— Start RECORD LIST —

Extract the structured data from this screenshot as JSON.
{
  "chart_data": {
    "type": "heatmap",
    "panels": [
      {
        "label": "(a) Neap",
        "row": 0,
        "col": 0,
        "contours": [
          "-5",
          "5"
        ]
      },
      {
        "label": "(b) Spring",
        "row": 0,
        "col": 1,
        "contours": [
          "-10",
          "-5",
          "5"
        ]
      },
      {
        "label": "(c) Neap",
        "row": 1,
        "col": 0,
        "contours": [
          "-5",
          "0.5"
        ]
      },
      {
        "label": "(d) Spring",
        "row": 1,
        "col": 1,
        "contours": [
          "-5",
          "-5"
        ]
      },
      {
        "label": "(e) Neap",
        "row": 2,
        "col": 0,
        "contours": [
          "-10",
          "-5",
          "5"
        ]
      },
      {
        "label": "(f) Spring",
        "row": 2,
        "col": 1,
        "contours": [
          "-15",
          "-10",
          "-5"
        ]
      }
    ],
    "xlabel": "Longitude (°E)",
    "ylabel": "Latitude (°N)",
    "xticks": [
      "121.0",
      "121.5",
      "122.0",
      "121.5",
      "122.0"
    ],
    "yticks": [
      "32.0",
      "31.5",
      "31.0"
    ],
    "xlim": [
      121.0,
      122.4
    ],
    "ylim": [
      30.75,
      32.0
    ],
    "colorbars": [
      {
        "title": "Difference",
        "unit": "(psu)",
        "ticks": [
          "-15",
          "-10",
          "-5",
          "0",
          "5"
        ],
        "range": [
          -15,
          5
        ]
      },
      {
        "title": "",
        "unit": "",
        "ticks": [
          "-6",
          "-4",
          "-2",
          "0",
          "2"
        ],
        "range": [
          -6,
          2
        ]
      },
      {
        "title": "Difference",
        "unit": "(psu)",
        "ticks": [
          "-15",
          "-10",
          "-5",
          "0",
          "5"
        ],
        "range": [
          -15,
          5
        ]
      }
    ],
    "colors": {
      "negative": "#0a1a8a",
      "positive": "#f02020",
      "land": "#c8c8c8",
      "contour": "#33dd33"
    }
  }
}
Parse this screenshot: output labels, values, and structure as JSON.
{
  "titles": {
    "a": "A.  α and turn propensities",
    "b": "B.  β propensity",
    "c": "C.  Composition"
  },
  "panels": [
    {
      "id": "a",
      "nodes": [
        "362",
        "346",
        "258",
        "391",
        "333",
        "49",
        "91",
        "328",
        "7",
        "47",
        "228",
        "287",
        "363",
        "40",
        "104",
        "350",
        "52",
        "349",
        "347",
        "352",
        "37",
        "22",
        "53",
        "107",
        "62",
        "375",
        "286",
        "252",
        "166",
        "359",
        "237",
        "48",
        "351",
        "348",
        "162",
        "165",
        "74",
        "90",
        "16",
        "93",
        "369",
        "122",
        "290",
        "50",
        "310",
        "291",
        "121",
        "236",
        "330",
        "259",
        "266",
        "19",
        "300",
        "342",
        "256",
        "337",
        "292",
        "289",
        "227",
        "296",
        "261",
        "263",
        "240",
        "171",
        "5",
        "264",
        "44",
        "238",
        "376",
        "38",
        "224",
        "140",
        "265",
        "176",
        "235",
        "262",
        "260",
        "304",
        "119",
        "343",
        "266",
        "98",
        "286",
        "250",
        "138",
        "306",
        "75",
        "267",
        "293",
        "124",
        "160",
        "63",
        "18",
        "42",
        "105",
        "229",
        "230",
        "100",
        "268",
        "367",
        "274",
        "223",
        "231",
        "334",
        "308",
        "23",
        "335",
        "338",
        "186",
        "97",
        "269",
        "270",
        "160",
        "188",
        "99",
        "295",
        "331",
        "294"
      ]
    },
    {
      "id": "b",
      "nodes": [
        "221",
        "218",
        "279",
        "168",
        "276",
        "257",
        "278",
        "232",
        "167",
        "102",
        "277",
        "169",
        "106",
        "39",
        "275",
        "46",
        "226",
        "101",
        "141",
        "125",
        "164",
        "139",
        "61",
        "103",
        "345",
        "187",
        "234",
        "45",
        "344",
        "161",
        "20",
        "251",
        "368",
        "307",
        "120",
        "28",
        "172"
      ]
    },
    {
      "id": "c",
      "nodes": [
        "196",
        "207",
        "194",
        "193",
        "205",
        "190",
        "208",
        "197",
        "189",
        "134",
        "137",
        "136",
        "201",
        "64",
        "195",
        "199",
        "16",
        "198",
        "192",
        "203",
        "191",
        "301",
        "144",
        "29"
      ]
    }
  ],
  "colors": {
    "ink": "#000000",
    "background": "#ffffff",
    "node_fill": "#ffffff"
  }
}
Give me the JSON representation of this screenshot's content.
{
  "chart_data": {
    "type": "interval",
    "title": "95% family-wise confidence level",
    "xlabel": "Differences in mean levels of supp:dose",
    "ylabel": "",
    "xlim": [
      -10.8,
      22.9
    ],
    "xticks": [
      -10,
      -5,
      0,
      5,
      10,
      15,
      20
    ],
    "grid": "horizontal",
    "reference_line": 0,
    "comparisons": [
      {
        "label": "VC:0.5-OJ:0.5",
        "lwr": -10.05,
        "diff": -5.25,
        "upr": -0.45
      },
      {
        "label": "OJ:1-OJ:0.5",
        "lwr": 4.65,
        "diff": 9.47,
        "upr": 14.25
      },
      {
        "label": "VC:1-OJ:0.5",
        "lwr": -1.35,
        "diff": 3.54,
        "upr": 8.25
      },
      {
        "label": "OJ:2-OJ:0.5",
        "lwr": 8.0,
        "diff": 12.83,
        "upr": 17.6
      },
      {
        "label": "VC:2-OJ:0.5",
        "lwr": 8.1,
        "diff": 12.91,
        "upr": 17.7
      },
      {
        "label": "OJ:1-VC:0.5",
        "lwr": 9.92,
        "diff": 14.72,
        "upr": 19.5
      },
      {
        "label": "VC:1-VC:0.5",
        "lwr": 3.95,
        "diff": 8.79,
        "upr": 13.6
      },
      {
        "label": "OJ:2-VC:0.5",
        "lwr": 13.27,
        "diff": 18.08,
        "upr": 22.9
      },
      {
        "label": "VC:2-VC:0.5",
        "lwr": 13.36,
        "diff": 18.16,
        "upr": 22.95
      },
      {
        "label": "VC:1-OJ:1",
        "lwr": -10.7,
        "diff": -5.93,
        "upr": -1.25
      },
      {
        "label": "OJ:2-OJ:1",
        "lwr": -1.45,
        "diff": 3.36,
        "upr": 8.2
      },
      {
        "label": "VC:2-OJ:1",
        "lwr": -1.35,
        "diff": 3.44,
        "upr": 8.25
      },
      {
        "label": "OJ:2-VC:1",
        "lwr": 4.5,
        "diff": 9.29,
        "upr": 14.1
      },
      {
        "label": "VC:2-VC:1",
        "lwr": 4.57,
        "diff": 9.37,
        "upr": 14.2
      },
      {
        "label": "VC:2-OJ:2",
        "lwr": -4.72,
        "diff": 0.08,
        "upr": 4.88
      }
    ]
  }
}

— End RECORD LIST —

◆ **WHAT IS EXPECTED**: Exactly as shown above, return every record.

◆ **OUTPUT BELOW**:
Extract the structured data from this screenshot as JSON.
{
  "chart_data": {
    "type": "heatmap",
    "panels": [
      {
        "label": "(a) Neap",
        "row": 0,
        "col": 0,
        "contours": [
          "-5",
          "5"
        ]
      },
      {
        "label": "(b) Spring",
        "row": 0,
        "col": 1,
        "contours": [
          "-10",
          "-5",
          "5"
        ]
      },
      {
        "label": "(c) Neap",
        "row": 1,
        "col": 0,
        "contours": [
          "-5",
          "0.5"
        ]
      },
      {
        "label": "(d) Spring",
        "row": 1,
        "col": 1,
        "contours": [
          "-5",
          "-5"
        ]
      },
      {
        "label": "(e) Neap",
        "row": 2,
        "col": 0,
        "contours": [
          "-10",
          "-5",
          "5"
        ]
      },
      {
        "label": "(f) Spring",
        "row": 2,
        "col": 1,
        "contours": [
          "-15",
          "-10",
          "-5"
        ]
      }
    ],
    "xlabel": "Longitude (°E)",
    "ylabel": "Latitude (°N)",
    "xticks": [
      "121.0",
      "121.5",
      "122.0",
      "121.5",
      "122.0"
    ],
    "yticks": [
      "32.0",
      "31.5",
      "31.0"
    ],
    "xlim": [
      121.0,
      122.4
    ],
    "ylim": [
      30.75,
      32.0
    ],
    "colorbars": [
      {
        "title": "Difference",
        "unit": "(psu)",
        "ticks": [
          "-15",
          "-10",
          "-5",
          "0",
          "5"
        ],
        "range": [
          -15,
          5
        ]
      },
      {
        "title": "",
        "unit": "",
        "ticks": [
          "-6",
          "-4",
          "-2",
          "0",
          "2"
        ],
        "range": [
          -6,
          2
        ]
      },
      {
        "title": "Difference",
        "unit": "(psu)",
        "ticks": [
          "-15",
          "-10",
          "-5",
          "0",
          "5"
        ],
        "range": [
          -15,
          5
        ]
      }
    ],
    "colors": {
      "negative": "#0a1a8a",
      "positive": "#f02020",
      "land": "#c8c8c8",
      "contour": "#33dd33"
    }
  }
}
Parse this screenshot: output labels, values, and structure as JSON.
{
  "titles": {
    "a": "A.  α and turn propensities",
    "b": "B.  β propensity",
    "c": "C.  Composition"
  },
  "panels": [
    {
      "id": "a",
      "nodes": [
        "362",
        "346",
        "258",
        "391",
        "333",
        "49",
        "91",
        "328",
        "7",
        "47",
        "228",
        "287",
        "363",
        "40",
        "104",
        "350",
        "52",
        "349",
        "347",
        "352",
        "37",
        "22",
        "53",
        "107",
        "62",
        "375",
        "286",
        "252",
        "166",
        "359",
        "237",
        "48",
        "351",
        "348",
        "162",
        "165",
        "74",
        "90",
        "16",
        "93",
        "369",
        "122",
        "290",
        "50",
        "310",
        "291",
        "121",
        "236",
        "330",
        "259",
        "266",
        "19",
        "300",
        "342",
        "256",
        "337",
        "292",
        "289",
        "227",
        "296",
        "261",
        "263",
        "240",
        "171",
        "5",
        "264",
        "44",
        "238",
        "376",
        "38",
        "224",
        "140",
        "265",
        "176",
        "235",
        "262",
        "260",
        "304",
        "119",
        "343",
        "266",
        "98",
        "286",
        "250",
        "138",
        "306",
        "75",
        "267",
        "293",
        "124",
        "160",
        "63",
        "18",
        "42",
        "105",
        "229",
        "230",
        "100",
        "268",
        "367",
        "274",
        "223",
        "231",
        "334",
        "308",
        "23",
        "335",
        "338",
        "186",
        "97",
        "269",
        "270",
        "160",
        "188",
        "99",
        "295",
        "331",
        "294"
      ]
    },
    {
      "id": "b",
      "nodes": [
        "221",
        "218",
        "279",
        "168",
        "276",
        "257",
        "278",
        "232",
        "167",
        "102",
        "277",
        "169",
        "106",
        "39",
        "275",
        "46",
        "226",
        "101",
        "141",
        "125",
        "164",
        "139",
        "61",
        "103",
        "345",
        "187",
        "234",
        "45",
        "344",
        "161",
        "20",
        "251",
        "368",
        "307",
        "120",
        "28",
        "172"
      ]
    },
    {
      "id": "c",
      "nodes": [
        "196",
        "207",
        "194",
        "193",
        "205",
        "190",
        "208",
        "197",
        "189",
        "134",
        "137",
        "136",
        "201",
        "64",
        "195",
        "199",
        "16",
        "198",
        "192",
        "203",
        "191",
        "301",
        "144",
        "29"
      ]
    }
  ],
  "colors": {
    "ink": "#000000",
    "background": "#ffffff",
    "node_fill": "#ffffff"
  }
}
Give me the JSON representation of this screenshot's content.
{
  "chart_data": {
    "type": "interval",
    "title": "95% family-wise confidence level",
    "xlabel": "Differences in mean levels of supp:dose",
    "ylabel": "",
    "xlim": [
      -10.8,
      22.9
    ],
    "xticks": [
      -10,
      -5,
      0,
      5,
      10,
      15,
      20
    ],
    "grid": "horizontal",
    "reference_line": 0,
    "comparisons": [
      {
        "label": "VC:0.5-OJ:0.5",
        "lwr": -10.05,
        "diff": -5.25,
        "upr": -0.45
      },
      {
        "label": "OJ:1-OJ:0.5",
        "lwr": 4.65,
        "diff": 9.47,
        "upr": 14.25
      },
      {
        "label": "VC:1-OJ:0.5",
        "lwr": -1.35,
        "diff": 3.54,
        "upr": 8.25
      },
      {
        "label": "OJ:2-OJ:0.5",
        "lwr": 8.0,
        "diff": 12.83,
        "upr": 17.6
      },
      {
        "label": "VC:2-OJ:0.5",
        "lwr": 8.1,
        "diff": 12.91,
        "upr": 17.7
      },
      {
        "label": "OJ:1-VC:0.5",
        "lwr": 9.92,
        "diff": 14.72,
        "upr": 19.5
      },
      {
        "label": "VC:1-VC:0.5",
        "lwr": 3.95,
        "diff": 8.79,
        "upr": 13.6
      },
      {
        "label": "OJ:2-VC:0.5",
        "lwr": 13.27,
        "diff": 18.08,
        "upr": 22.9
      },
      {
        "label": "VC:2-VC:0.5",
        "lwr": 13.36,
        "diff": 18.16,
        "upr": 22.95
      },
      {
        "label": "VC:1-OJ:1",
        "lwr": -10.7,
        "diff": -5.93,
        "upr": -1.25
      },
      {
        "label": "OJ:2-OJ:1",
        "lwr": -1.45,
        "diff": 3.36,
        "upr": 8.2
      },
      {
        "label": "VC:2-OJ:1",
        "lwr": -1.35,
        "diff": 3.44,
        "upr": 8.25
      },
      {
        "label": "OJ:2-VC:1",
        "lwr": 4.5,
        "diff": 9.29,
        "upr": 14.1
      },
      {
        "label": "VC:2-VC:1",
        "lwr": 4.57,
        "diff": 9.37,
        "upr": 14.2
      },
      {
        "label": "VC:2-OJ:2",
        "lwr": -4.72,
        "diff": 0.08,
        "upr": 4.88
      }
    ]
  }
}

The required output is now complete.